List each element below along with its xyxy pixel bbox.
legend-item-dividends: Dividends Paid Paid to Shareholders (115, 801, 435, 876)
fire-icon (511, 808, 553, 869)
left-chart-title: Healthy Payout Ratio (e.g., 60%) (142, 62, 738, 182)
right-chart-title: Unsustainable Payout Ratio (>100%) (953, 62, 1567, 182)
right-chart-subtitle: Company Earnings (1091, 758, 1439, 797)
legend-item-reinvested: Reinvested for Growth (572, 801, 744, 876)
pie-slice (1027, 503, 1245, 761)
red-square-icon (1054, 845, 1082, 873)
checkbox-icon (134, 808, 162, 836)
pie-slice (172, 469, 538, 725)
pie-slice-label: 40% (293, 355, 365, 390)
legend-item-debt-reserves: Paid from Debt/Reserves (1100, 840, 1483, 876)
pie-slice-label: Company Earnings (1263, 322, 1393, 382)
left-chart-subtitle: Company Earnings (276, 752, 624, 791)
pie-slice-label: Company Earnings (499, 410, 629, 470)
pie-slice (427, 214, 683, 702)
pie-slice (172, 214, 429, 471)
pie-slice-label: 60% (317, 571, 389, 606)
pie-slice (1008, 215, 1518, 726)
***
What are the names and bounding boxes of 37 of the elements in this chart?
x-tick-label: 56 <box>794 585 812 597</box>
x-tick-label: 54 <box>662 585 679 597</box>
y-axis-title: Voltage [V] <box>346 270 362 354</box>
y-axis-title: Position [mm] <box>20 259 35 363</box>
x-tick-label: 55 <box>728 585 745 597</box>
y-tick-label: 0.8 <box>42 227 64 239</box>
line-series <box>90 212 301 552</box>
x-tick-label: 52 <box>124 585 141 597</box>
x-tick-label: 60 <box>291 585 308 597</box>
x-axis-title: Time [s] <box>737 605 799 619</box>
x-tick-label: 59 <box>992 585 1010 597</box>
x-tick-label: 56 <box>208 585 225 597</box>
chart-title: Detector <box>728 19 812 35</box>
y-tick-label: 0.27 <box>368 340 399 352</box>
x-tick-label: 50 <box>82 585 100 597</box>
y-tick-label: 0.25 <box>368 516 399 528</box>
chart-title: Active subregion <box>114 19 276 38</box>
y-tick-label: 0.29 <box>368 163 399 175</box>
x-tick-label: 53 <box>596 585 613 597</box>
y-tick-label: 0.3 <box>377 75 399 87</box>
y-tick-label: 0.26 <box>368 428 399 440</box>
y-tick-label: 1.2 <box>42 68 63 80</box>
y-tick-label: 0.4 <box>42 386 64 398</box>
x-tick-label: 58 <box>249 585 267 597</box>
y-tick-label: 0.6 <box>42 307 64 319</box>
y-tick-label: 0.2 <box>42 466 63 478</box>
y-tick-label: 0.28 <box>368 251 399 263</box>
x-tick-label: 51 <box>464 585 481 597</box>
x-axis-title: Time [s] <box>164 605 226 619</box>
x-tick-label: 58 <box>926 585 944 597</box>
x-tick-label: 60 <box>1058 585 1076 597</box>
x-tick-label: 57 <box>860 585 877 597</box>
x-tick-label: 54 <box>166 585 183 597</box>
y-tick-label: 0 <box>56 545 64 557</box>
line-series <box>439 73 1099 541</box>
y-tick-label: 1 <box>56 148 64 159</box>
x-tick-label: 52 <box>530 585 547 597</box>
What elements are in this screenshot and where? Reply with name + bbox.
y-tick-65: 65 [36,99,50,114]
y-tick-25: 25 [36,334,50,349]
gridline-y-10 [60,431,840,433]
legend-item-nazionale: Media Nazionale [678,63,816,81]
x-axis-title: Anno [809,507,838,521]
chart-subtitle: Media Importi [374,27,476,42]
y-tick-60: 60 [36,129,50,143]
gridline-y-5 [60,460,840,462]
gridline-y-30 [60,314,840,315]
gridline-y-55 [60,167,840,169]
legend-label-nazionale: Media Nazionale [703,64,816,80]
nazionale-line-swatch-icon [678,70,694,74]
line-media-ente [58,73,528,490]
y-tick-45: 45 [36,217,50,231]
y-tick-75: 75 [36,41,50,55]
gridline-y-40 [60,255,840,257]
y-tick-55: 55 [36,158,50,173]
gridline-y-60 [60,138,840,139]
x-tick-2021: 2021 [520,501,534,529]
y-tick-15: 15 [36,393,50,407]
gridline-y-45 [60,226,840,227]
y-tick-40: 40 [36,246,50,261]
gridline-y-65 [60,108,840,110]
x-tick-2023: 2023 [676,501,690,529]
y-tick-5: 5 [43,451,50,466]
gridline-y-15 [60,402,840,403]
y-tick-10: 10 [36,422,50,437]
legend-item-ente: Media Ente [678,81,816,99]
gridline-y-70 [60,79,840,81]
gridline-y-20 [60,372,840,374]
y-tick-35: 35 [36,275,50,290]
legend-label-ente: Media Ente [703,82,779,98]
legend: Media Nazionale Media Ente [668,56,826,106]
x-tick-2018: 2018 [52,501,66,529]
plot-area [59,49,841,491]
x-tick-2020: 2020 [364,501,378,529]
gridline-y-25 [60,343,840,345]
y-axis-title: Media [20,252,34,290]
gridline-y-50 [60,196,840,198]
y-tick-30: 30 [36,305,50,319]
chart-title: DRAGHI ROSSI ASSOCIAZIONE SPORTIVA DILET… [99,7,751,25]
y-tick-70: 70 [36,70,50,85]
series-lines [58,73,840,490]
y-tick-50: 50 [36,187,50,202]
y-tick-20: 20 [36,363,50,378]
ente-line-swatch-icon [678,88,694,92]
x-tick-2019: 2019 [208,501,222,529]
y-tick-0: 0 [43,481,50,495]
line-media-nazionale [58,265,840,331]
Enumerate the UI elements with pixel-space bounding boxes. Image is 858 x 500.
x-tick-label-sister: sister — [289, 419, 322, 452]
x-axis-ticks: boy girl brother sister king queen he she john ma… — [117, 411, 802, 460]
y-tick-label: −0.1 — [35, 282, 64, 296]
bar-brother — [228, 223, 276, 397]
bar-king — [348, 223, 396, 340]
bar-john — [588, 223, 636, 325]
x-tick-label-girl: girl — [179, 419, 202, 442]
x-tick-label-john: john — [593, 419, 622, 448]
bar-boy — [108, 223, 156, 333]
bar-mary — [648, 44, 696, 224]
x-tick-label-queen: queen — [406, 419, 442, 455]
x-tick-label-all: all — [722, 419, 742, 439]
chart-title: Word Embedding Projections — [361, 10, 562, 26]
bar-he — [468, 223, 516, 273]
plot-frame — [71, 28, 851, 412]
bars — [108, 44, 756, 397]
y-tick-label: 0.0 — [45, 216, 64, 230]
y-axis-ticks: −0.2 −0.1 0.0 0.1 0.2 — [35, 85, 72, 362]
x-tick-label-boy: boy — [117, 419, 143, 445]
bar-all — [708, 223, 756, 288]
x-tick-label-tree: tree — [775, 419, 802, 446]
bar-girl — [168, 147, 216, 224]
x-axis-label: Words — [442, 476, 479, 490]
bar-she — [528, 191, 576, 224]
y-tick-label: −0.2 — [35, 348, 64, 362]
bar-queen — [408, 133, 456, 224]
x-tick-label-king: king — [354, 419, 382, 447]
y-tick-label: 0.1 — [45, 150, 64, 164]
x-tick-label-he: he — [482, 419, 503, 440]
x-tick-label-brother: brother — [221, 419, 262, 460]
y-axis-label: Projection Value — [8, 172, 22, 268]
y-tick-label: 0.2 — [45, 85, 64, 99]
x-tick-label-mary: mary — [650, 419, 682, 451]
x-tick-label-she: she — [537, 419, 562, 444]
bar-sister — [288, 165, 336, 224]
***
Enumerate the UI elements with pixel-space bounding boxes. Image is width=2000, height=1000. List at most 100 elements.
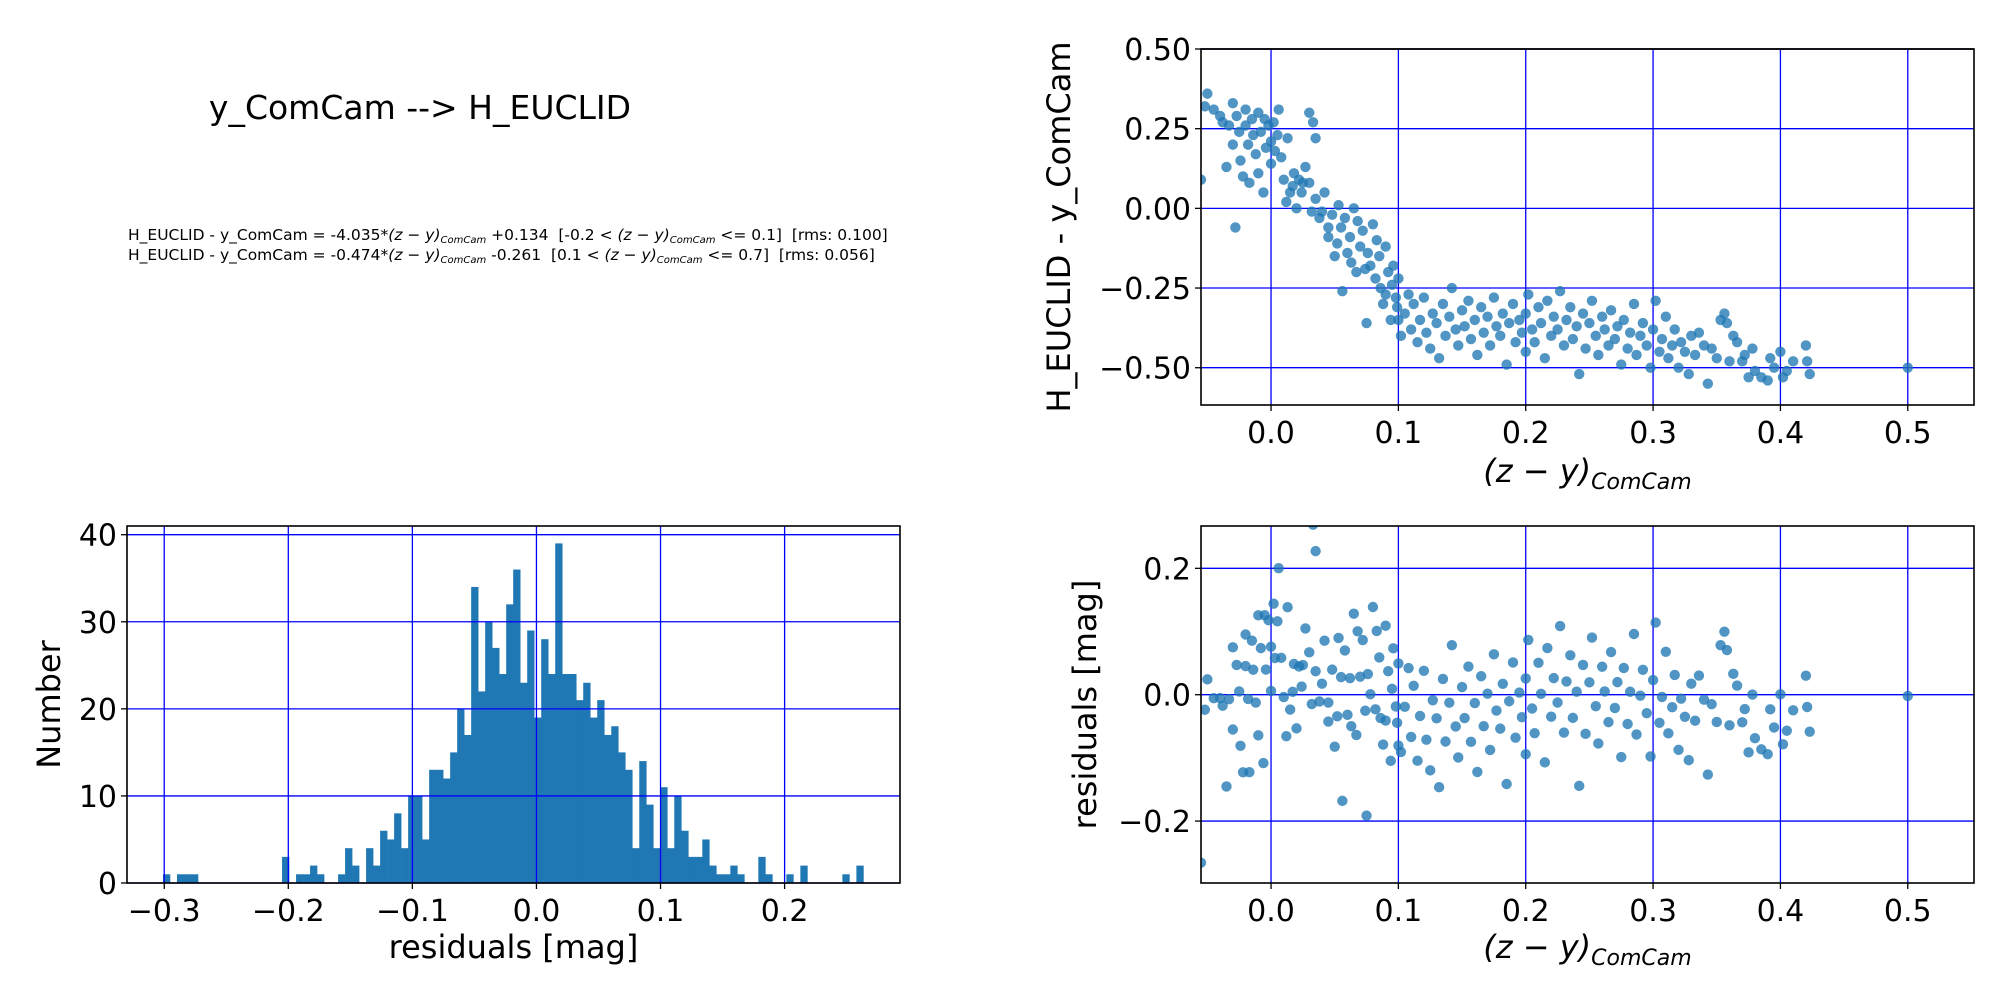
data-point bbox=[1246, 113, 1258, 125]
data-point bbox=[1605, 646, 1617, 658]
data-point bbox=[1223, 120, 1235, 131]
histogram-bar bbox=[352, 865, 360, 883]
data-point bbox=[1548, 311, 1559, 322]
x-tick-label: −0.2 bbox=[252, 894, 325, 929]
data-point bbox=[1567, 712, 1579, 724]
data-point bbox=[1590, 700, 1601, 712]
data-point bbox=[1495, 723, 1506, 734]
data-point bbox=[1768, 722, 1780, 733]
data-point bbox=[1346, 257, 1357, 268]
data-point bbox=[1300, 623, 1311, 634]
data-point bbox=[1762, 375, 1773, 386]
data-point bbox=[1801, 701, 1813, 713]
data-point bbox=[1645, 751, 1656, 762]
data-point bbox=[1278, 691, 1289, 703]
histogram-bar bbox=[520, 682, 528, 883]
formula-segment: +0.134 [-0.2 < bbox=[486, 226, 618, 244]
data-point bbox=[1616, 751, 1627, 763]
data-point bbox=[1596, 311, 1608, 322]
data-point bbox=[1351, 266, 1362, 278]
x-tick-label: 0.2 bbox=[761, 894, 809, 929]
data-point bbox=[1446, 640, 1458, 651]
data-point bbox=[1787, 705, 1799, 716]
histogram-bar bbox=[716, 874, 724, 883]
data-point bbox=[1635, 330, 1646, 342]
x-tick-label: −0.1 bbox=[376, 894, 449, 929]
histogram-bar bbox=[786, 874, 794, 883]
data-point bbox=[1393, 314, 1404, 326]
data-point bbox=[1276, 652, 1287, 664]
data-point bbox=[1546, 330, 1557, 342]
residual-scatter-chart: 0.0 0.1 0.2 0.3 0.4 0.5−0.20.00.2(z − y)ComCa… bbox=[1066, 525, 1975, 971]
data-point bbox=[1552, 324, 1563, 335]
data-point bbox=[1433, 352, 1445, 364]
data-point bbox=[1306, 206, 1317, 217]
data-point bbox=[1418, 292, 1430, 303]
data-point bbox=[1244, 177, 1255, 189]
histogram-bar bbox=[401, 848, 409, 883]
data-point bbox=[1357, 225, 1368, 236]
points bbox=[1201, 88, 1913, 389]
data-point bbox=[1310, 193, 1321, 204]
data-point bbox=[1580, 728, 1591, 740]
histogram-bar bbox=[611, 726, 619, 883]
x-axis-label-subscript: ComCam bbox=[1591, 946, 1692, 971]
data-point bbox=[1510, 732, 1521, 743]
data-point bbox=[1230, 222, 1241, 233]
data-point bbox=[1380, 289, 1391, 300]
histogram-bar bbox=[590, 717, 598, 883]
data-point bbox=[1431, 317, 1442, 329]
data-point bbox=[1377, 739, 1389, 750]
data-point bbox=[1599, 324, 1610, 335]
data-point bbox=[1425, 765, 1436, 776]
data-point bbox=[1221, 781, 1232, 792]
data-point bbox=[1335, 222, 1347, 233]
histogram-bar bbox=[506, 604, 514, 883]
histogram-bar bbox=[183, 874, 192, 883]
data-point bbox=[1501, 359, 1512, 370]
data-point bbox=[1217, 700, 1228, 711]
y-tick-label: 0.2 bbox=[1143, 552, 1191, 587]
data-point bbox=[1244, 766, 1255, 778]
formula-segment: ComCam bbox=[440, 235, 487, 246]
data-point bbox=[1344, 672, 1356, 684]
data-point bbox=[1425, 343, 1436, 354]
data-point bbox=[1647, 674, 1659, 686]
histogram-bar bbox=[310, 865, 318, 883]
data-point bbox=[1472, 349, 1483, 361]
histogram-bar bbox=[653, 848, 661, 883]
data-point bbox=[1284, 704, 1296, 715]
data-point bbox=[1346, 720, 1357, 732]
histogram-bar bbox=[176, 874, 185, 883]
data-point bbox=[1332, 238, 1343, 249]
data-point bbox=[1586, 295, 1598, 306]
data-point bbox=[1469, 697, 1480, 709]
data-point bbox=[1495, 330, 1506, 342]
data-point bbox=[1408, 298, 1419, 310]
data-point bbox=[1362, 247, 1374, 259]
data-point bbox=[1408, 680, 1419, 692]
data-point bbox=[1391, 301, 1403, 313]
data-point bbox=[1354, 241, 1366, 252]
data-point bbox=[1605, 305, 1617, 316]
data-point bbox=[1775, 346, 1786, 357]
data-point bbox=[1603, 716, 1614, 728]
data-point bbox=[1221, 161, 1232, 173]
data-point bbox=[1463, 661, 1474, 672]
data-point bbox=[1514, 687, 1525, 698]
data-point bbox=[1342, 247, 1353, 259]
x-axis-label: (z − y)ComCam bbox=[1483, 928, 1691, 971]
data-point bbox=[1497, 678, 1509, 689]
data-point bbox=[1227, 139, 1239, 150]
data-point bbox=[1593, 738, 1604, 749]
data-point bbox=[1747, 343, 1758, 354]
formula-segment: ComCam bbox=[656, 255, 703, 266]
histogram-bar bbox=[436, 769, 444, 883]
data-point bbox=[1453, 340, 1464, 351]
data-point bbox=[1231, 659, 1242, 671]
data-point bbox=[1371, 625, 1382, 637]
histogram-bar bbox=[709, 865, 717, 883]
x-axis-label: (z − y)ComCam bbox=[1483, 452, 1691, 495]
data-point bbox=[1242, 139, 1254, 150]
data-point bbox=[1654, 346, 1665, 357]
***
OBJECTIVE: Could you reproduce the listing word for word, starting at the line containing "What are the" and ending at the line containing "y-tick-75: 75 [36,41,50,55]", with both of those lines included?

EXERCISE RESPONSE:
What are the names and bounding boxes of 37 of the elements in this chart?
x-tick-label: 56 <box>794 585 812 597</box>
x-tick-label: 54 <box>662 585 679 597</box>
y-axis-title: Voltage [V] <box>346 270 362 354</box>
y-axis-title: Position [mm] <box>20 259 35 363</box>
x-tick-label: 55 <box>728 585 745 597</box>
y-tick-label: 0.8 <box>42 227 64 239</box>
line-series <box>90 212 301 552</box>
x-tick-label: 52 <box>124 585 141 597</box>
x-tick-label: 60 <box>291 585 308 597</box>
x-axis-title: Time [s] <box>737 605 799 619</box>
x-tick-label: 59 <box>992 585 1010 597</box>
x-tick-label: 56 <box>208 585 225 597</box>
chart-title: Detector <box>728 19 812 35</box>
y-tick-label: 0.27 <box>368 340 399 352</box>
x-tick-label: 50 <box>82 585 100 597</box>
y-tick-label: 0.25 <box>368 516 399 528</box>
chart-title: Active subregion <box>114 19 276 38</box>
y-tick-label: 0.29 <box>368 163 399 175</box>
x-tick-label: 53 <box>596 585 613 597</box>
y-tick-label: 0.3 <box>377 75 399 87</box>
y-tick-label: 0.26 <box>368 428 399 440</box>
y-tick-label: 1.2 <box>42 68 63 80</box>
y-tick-label: 0.4 <box>42 386 64 398</box>
x-tick-label: 58 <box>249 585 267 597</box>
y-tick-label: 0.6 <box>42 307 64 319</box>
y-tick-label: 0.2 <box>42 466 63 478</box>
y-tick-label: 0.28 <box>368 251 399 263</box>
x-tick-label: 51 <box>464 585 481 597</box>
x-axis-title: Time [s] <box>164 605 226 619</box>
x-tick-label: 58 <box>926 585 944 597</box>
x-tick-label: 60 <box>1058 585 1076 597</box>
x-tick-label: 57 <box>860 585 877 597</box>
x-tick-label: 54 <box>166 585 183 597</box>
y-tick-label: 0 <box>56 545 64 557</box>
line-series <box>439 73 1099 541</box>
y-tick-label: 1 <box>56 148 64 159</box>
x-tick-label: 52 <box>530 585 547 597</box>
What elements are in this screenshot and where? Reply with name + bbox.
y-tick-65: 65 [36,99,50,114]
y-tick-25: 25 [36,334,50,349]
gridline-y-10 [60,431,840,433]
legend-item-nazionale: Media Nazionale [678,63,816,81]
x-axis-title: Anno [809,507,838,521]
chart-subtitle: Media Importi [374,27,476,42]
y-tick-60: 60 [36,129,50,143]
gridline-y-5 [60,460,840,462]
gridline-y-30 [60,314,840,315]
gridline-y-55 [60,167,840,169]
legend-label-nazionale: Media Nazionale [703,64,816,80]
nazionale-line-swatch-icon [678,70,694,74]
line-media-ente [58,73,528,490]
y-tick-45: 45 [36,217,50,231]
y-tick-75: 75 [36,41,50,55]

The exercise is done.